— Begin RECORDS PROVIDED —
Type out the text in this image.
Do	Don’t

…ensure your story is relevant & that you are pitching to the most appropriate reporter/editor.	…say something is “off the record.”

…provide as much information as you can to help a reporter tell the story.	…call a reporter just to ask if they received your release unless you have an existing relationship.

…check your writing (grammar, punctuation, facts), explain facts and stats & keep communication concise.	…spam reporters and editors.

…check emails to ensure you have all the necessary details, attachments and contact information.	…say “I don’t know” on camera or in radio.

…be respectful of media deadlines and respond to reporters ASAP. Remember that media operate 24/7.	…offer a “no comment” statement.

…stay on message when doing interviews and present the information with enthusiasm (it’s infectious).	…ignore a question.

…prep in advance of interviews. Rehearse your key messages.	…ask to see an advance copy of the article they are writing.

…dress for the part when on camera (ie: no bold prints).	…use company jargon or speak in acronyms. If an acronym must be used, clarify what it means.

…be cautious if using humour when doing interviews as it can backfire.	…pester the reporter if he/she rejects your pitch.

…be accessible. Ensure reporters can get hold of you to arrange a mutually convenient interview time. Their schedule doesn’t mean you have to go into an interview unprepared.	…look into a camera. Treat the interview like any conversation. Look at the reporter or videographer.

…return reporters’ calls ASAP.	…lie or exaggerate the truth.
— End RECORDS PROVIDED —
PROBLEM STATEMENT
From the listing above, reproduce all the lines exactly.

RIGHT ANSWER
Type out the text in this image.
Do	Don’t

…ensure your story is relevant & that you are pitching to the most appropriate reporter/editor.	…say something is “off the record.”

…provide as much information as you can to help a reporter tell the story.	…call a reporter just to ask if they received your release unless you have an existing relationship.

…check your writing (grammar, punctuation, facts), explain facts and stats & keep communication concise.	…spam reporters and editors.

…check emails to ensure you have all the necessary details, attachments and contact information.	…say “I don’t know” on camera or in radio.

…be respectful of media deadlines and respond to reporters ASAP. Remember that media operate 24/7.	…offer a “no comment” statement.

…stay on message when doing interviews and present the information with enthusiasm (it’s infectious).	…ignore a question.

…prep in advance of interviews. Rehearse your key messages.	…ask to see an advance copy of the article they are writing.

…dress for the part when on camera (ie: no bold prints).	…use company jargon or speak in acronyms. If an acronym must be used, clarify what it means.

…be cautious if using humour when doing interviews as it can backfire.	…pester the reporter if he/she rejects your pitch.

…be accessible. Ensure reporters can get hold of you to arrange a mutually convenient interview time. Their schedule doesn’t mean you have to go into an interview unprepared.	…look into a camera. Treat the interview like any conversation. Look at the reporter or videographer.

…return reporters’ calls ASAP.	…lie or exaggerate the truth.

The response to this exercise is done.